:: EXTRACTED RECORDS ::
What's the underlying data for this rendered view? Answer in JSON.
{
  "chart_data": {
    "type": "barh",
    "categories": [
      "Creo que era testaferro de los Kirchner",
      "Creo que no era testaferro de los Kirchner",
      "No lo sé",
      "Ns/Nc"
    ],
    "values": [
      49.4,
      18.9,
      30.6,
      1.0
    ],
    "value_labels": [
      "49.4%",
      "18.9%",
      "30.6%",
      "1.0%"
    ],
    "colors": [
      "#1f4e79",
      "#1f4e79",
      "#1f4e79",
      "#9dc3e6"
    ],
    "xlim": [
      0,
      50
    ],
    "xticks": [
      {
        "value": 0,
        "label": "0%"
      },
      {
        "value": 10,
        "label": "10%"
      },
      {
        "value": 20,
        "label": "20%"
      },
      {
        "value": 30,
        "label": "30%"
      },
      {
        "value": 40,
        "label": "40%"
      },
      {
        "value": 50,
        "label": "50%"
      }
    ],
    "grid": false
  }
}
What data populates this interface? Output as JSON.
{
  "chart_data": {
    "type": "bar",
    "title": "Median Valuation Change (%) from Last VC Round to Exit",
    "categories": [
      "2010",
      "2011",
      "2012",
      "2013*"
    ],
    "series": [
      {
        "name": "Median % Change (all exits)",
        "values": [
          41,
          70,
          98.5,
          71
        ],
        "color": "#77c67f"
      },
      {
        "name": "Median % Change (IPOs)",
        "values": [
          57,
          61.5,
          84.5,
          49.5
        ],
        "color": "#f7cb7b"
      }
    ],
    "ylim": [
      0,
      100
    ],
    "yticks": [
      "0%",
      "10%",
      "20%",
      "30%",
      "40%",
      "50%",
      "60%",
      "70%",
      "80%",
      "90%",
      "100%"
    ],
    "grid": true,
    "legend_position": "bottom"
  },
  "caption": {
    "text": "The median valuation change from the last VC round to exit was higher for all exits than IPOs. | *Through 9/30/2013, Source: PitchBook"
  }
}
:::
_TASK DIRECTIONS:_ Each line holding the word "this" counts once; report the total and nothing else.

_EXPECTED ANSWER:_ 2